╭─ MATERIAL SHOWN

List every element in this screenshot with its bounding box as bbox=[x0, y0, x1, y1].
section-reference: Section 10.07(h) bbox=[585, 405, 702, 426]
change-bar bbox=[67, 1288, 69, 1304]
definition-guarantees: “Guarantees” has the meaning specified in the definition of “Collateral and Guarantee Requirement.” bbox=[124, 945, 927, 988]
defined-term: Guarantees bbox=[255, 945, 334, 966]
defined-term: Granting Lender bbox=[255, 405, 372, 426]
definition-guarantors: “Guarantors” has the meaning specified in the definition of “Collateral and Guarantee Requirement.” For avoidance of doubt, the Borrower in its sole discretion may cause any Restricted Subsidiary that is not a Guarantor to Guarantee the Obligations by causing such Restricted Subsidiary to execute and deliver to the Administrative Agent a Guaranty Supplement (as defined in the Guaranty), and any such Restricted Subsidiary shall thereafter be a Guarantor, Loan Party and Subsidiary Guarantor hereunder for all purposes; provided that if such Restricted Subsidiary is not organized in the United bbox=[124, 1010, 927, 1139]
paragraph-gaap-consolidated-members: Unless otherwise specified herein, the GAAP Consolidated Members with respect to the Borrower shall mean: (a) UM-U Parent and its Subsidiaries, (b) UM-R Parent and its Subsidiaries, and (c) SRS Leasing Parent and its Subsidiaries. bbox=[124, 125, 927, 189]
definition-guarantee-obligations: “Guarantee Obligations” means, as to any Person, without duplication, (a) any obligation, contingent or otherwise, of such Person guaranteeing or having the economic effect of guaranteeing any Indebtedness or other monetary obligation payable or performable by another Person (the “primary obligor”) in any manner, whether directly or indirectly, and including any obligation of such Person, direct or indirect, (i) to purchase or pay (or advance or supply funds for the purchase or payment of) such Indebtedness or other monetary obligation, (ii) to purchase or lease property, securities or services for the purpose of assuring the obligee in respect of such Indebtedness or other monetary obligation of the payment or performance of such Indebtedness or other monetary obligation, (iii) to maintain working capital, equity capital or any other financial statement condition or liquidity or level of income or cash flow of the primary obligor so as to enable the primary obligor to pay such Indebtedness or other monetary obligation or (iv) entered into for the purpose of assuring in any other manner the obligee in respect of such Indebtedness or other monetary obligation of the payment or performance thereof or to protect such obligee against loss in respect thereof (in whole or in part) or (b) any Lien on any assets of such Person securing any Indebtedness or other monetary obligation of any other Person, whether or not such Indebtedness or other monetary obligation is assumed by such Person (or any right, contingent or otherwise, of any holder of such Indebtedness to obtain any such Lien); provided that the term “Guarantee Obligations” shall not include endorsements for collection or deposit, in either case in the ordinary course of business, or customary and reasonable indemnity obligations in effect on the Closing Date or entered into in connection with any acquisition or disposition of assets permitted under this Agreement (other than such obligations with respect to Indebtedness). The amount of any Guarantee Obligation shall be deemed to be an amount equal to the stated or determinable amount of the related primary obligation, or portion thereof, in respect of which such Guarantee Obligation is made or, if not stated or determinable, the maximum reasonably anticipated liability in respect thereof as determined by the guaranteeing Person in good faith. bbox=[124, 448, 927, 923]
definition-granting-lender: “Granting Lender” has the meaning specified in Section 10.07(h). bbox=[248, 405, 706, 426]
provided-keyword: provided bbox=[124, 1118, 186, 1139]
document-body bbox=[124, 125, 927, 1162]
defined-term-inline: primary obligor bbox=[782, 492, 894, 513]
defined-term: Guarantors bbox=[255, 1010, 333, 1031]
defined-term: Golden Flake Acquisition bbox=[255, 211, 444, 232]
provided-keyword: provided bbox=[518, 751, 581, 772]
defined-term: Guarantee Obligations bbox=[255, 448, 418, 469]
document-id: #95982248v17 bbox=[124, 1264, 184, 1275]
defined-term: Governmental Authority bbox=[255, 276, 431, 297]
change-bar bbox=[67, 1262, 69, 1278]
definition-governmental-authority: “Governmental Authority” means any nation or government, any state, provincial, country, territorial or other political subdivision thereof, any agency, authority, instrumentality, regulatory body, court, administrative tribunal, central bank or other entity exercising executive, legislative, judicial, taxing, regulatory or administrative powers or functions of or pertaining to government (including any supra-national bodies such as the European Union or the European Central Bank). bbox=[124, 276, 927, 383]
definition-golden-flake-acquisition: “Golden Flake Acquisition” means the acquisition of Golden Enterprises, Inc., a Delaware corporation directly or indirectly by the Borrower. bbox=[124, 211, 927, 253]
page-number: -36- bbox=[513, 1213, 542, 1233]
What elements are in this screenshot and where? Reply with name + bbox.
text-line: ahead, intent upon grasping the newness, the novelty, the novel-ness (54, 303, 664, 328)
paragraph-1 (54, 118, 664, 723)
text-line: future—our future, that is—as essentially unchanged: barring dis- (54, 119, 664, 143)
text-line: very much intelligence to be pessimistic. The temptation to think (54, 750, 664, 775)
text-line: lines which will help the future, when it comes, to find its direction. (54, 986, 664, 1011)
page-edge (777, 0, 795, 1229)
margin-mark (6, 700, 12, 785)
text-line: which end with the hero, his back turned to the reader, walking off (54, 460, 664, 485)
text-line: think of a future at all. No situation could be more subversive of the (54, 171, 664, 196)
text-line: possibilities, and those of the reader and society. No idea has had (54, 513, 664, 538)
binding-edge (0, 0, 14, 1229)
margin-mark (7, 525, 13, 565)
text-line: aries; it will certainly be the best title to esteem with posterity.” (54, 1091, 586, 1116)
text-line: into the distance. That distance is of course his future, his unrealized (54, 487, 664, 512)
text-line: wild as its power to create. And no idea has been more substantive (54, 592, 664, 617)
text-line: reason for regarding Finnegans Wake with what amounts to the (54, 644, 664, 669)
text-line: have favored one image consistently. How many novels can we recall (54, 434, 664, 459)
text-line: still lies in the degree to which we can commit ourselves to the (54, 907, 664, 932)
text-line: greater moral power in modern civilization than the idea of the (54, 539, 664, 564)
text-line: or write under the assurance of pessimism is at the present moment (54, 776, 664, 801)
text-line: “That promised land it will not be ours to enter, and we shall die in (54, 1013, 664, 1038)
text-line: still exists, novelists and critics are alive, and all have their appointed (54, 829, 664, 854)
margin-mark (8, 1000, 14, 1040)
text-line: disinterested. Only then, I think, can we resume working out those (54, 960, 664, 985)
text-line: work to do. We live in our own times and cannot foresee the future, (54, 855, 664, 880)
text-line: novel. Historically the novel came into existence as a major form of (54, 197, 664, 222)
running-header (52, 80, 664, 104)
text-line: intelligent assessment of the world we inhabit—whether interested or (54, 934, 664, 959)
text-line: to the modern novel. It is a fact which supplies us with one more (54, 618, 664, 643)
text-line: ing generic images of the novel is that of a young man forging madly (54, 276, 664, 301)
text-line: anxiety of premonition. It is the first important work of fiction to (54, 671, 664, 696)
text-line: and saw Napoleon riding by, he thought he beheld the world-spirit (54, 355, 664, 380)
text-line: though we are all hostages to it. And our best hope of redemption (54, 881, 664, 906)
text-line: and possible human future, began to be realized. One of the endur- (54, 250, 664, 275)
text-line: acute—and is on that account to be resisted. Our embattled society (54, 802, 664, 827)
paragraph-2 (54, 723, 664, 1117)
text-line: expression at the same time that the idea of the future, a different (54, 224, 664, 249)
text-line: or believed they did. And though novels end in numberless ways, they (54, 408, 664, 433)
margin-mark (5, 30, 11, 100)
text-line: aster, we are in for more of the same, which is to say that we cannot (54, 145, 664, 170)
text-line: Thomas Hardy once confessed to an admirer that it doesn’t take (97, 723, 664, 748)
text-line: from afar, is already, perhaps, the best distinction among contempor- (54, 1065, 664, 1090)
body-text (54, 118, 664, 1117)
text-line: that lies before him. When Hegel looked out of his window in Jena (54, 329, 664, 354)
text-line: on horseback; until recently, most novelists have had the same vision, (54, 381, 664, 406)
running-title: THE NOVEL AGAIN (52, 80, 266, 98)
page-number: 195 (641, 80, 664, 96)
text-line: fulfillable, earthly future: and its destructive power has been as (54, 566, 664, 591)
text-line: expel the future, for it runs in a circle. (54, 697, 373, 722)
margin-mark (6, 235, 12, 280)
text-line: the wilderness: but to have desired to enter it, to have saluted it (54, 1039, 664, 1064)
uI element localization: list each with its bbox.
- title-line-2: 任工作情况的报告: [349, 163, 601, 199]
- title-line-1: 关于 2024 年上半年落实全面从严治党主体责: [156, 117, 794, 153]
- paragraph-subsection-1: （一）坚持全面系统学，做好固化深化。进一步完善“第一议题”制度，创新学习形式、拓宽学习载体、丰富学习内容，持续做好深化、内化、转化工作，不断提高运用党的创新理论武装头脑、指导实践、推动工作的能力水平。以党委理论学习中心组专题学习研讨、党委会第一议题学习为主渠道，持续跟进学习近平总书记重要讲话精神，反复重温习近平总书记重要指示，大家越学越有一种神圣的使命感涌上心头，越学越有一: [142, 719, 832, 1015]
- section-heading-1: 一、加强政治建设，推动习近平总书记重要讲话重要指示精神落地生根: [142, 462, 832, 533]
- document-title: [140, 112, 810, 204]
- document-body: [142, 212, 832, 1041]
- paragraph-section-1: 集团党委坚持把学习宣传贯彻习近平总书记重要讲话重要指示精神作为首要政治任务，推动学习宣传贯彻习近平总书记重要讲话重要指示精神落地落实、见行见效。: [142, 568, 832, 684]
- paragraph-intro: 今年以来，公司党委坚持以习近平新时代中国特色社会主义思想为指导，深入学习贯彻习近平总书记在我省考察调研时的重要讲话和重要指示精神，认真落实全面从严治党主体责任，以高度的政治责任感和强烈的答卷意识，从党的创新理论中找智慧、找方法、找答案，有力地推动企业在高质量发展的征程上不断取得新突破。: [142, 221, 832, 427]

╰─

* _PROBLEM STATEMENT_
Find every line in the entries that contains the word "will", and copy each of those lines.

* _EXERCISE OUTPUT_
text-line: lines which will help the future, when it comes, to find its direction. (54, 986, 664, 1011)
text-line: aries; it will certainly be the best title to esteem with posterity.” (54, 1091, 586, 1116)
text-line: “That promised land it will not be ours to enter, and we shall die in (54, 1013, 664, 1038)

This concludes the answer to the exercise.